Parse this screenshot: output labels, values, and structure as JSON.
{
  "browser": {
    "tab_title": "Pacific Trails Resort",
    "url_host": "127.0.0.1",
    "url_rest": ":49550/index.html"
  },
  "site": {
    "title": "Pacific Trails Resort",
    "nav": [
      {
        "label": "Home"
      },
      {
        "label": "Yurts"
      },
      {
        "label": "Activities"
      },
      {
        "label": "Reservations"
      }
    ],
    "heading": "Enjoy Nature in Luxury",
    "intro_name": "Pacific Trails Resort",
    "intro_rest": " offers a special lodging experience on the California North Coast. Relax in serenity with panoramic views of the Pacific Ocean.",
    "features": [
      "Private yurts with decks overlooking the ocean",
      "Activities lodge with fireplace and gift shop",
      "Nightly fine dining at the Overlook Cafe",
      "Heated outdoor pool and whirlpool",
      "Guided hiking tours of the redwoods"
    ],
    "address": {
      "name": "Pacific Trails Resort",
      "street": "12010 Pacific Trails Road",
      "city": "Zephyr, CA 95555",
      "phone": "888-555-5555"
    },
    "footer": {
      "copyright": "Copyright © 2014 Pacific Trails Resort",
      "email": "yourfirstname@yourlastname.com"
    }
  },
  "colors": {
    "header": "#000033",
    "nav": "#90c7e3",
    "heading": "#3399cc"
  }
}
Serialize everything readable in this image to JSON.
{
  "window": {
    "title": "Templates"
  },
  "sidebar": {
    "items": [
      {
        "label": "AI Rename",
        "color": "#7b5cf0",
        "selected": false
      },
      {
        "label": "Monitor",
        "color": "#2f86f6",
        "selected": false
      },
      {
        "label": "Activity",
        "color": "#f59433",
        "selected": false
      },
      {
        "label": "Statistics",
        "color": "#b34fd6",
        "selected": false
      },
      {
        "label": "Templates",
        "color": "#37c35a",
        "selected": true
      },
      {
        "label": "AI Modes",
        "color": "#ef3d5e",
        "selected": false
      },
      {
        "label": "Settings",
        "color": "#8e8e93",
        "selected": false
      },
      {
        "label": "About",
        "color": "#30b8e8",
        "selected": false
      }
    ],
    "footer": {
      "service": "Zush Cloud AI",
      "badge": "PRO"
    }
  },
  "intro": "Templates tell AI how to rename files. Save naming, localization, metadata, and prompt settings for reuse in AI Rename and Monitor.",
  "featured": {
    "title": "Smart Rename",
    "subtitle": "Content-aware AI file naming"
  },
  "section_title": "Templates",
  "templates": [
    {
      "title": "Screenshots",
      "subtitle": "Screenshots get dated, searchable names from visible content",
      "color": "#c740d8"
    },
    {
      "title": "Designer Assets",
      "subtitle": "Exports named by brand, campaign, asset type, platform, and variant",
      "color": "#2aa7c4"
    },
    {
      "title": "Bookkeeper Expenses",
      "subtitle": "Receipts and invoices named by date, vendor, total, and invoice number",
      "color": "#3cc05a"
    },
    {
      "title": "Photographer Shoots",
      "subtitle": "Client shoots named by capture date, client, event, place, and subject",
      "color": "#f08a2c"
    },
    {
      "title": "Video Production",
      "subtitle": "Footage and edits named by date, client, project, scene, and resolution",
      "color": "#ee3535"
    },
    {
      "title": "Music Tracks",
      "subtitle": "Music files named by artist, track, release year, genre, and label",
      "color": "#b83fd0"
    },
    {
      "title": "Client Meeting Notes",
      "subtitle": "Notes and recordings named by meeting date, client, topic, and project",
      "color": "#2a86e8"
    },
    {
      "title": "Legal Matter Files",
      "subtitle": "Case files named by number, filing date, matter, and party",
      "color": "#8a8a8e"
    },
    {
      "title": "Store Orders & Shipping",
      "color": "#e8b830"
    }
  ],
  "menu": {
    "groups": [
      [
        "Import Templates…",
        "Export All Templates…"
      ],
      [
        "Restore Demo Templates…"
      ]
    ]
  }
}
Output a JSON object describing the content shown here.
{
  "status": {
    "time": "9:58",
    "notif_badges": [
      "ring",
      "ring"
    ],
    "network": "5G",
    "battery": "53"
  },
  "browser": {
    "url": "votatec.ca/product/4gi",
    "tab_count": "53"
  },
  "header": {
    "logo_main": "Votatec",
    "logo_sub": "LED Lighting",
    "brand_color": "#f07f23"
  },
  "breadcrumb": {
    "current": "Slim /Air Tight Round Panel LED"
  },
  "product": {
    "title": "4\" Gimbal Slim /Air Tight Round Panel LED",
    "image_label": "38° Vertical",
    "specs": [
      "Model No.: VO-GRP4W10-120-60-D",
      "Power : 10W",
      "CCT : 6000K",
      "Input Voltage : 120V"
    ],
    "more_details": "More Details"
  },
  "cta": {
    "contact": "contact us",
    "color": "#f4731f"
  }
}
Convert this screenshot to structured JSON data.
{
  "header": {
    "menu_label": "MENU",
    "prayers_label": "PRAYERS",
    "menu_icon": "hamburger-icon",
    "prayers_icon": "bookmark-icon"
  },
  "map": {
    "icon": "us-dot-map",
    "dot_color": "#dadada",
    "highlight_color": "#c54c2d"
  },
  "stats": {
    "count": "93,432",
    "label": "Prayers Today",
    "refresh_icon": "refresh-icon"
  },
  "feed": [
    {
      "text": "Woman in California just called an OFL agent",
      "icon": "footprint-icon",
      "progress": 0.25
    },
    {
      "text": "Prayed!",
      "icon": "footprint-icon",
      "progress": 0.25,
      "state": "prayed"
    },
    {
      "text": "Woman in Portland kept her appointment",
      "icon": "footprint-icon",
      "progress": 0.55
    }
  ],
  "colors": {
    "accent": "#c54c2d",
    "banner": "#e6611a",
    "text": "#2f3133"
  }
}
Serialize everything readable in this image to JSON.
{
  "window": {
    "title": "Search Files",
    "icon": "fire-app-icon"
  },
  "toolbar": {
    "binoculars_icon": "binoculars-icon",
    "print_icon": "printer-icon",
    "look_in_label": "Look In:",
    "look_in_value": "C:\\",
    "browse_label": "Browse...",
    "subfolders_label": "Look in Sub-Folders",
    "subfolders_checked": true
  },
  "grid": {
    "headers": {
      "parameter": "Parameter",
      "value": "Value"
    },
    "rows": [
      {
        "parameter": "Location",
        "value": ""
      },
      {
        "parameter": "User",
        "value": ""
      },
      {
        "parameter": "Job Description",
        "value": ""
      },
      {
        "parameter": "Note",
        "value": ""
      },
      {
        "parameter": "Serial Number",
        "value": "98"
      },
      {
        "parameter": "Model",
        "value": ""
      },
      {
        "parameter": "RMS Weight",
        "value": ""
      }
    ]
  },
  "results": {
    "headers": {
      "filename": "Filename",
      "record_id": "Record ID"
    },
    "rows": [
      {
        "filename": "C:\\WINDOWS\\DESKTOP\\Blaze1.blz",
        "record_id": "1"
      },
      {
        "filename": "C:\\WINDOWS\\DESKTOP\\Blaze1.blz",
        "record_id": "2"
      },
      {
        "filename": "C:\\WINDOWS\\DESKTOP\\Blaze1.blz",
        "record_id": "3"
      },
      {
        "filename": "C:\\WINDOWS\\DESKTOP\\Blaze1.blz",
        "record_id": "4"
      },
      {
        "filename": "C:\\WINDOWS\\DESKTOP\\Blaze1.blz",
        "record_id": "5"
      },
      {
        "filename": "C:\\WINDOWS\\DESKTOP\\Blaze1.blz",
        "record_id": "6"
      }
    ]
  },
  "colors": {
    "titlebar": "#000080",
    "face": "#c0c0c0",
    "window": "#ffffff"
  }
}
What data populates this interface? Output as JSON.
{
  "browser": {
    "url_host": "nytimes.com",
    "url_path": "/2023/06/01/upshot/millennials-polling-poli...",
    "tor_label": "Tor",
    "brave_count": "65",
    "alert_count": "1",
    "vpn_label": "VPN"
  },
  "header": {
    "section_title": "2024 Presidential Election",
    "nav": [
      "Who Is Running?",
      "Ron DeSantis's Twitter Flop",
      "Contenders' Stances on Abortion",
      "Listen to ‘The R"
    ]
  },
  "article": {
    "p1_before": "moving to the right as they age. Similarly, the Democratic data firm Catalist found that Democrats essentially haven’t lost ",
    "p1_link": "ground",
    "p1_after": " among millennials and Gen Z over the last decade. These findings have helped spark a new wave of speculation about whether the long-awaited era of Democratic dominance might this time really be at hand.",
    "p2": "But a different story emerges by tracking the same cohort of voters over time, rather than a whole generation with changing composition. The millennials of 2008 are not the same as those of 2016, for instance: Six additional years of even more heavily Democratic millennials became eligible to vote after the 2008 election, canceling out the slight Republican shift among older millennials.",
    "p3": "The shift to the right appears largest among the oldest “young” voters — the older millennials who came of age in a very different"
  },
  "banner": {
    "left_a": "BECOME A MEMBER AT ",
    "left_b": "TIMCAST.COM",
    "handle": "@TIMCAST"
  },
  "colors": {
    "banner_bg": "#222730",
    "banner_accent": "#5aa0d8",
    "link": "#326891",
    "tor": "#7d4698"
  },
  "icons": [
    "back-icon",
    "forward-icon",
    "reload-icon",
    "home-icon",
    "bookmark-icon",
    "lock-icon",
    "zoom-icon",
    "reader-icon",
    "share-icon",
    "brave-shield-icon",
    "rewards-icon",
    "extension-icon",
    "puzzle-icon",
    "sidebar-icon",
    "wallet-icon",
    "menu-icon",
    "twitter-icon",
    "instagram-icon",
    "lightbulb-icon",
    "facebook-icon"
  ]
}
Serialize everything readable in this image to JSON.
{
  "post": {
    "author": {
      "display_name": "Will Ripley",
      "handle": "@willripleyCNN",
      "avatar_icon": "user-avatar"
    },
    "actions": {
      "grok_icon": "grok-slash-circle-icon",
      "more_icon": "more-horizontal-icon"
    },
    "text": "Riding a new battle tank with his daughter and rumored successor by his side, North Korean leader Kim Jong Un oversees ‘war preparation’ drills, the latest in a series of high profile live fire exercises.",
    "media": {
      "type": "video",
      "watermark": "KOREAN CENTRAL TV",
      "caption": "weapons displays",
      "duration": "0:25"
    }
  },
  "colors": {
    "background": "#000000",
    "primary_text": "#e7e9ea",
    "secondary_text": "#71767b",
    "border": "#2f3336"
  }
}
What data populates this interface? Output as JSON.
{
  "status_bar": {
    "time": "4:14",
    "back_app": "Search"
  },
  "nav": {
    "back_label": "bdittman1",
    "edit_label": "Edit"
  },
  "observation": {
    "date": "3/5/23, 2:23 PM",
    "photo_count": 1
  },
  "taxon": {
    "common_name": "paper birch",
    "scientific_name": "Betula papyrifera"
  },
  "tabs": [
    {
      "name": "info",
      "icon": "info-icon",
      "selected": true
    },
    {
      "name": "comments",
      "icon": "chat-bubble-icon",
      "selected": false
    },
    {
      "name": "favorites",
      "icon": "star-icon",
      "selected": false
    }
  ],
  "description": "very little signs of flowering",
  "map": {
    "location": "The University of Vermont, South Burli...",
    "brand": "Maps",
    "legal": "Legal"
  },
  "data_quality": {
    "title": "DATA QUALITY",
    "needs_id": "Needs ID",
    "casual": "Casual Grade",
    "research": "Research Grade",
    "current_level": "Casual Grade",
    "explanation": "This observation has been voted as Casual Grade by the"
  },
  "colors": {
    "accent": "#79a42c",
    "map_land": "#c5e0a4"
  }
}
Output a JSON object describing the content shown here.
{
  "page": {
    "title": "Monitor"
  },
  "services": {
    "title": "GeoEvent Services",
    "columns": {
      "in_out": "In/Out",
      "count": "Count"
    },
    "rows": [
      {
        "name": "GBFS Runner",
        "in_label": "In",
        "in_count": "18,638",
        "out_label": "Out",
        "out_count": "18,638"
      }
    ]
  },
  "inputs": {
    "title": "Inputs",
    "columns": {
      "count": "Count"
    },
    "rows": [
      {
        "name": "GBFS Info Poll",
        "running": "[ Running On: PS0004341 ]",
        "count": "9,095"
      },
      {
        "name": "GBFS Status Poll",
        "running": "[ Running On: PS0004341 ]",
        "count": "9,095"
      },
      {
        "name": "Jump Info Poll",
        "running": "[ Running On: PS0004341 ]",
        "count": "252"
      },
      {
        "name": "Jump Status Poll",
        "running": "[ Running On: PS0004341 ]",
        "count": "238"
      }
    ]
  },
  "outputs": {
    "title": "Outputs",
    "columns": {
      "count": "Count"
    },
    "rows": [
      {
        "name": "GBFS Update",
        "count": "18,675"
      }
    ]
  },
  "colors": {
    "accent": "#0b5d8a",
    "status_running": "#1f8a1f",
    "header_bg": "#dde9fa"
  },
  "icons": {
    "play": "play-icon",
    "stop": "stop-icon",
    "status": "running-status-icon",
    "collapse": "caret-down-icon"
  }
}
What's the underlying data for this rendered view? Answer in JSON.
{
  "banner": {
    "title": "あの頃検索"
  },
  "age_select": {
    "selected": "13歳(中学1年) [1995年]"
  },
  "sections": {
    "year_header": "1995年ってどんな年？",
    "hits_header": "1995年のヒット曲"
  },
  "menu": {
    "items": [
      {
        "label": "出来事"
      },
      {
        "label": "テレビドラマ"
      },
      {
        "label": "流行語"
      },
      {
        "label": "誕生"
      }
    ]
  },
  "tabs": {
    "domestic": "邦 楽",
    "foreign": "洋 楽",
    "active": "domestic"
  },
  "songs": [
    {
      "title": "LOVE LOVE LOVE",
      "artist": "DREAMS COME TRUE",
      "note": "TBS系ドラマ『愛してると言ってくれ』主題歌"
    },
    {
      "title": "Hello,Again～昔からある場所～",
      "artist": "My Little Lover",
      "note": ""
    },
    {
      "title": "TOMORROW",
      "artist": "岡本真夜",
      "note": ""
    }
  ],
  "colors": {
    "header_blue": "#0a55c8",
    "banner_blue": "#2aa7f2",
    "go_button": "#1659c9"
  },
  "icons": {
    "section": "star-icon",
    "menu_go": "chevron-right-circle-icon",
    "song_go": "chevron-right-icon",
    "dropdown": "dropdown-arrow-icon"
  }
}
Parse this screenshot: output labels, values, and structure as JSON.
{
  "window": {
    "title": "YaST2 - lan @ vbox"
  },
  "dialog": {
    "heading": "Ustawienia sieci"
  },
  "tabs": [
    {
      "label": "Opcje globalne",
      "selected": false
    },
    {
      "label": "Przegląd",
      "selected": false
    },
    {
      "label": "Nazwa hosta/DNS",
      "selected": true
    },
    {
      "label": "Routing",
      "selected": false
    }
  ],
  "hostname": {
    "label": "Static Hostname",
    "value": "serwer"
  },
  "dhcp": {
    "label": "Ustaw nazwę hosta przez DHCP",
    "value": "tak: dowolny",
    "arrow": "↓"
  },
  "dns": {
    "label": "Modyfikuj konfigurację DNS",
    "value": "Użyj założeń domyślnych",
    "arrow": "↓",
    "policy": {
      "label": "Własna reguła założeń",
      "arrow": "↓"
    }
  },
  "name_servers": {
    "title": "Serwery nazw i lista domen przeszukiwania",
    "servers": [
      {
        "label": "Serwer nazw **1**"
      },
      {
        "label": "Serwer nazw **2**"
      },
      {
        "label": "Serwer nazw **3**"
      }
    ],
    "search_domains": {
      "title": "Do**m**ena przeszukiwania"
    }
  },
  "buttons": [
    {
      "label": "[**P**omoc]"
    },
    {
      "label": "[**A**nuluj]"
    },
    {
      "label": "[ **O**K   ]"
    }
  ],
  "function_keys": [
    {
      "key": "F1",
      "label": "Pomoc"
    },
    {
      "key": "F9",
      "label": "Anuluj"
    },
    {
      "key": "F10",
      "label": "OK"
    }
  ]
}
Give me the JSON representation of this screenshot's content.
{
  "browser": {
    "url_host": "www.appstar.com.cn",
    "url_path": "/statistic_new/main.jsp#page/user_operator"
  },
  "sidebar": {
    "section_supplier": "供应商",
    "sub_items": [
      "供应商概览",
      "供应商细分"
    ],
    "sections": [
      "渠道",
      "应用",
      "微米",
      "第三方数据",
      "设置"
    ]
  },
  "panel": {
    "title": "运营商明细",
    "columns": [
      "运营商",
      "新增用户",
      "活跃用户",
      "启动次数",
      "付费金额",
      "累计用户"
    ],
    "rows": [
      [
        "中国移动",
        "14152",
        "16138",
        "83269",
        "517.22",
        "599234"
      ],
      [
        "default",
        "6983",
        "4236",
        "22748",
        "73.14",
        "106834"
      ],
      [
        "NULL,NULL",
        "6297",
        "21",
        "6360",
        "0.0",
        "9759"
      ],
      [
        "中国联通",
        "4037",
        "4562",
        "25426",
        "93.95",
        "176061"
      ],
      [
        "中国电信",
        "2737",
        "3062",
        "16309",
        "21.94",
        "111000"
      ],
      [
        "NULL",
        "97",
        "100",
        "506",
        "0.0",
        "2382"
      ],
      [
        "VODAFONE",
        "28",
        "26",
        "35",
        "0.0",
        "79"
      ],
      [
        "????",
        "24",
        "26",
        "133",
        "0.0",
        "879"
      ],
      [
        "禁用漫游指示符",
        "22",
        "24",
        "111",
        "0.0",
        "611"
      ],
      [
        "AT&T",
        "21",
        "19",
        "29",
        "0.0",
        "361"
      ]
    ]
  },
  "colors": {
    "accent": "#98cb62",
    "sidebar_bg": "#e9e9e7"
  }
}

WHAT IS NEEDED:
All lines holding the word "Resort" should be picked out and copied.

ANSWER TO THIS PROBLEM:
    "tab_title": "Pacific Trails Resort",
    "title": "Pacific Trails Resort",
    "intro_name": "Pacific Trails Resort",
      "name": "Pacific Trails Resort",
      "copyright": "Copyright © 2014 Pacific Trails Resort",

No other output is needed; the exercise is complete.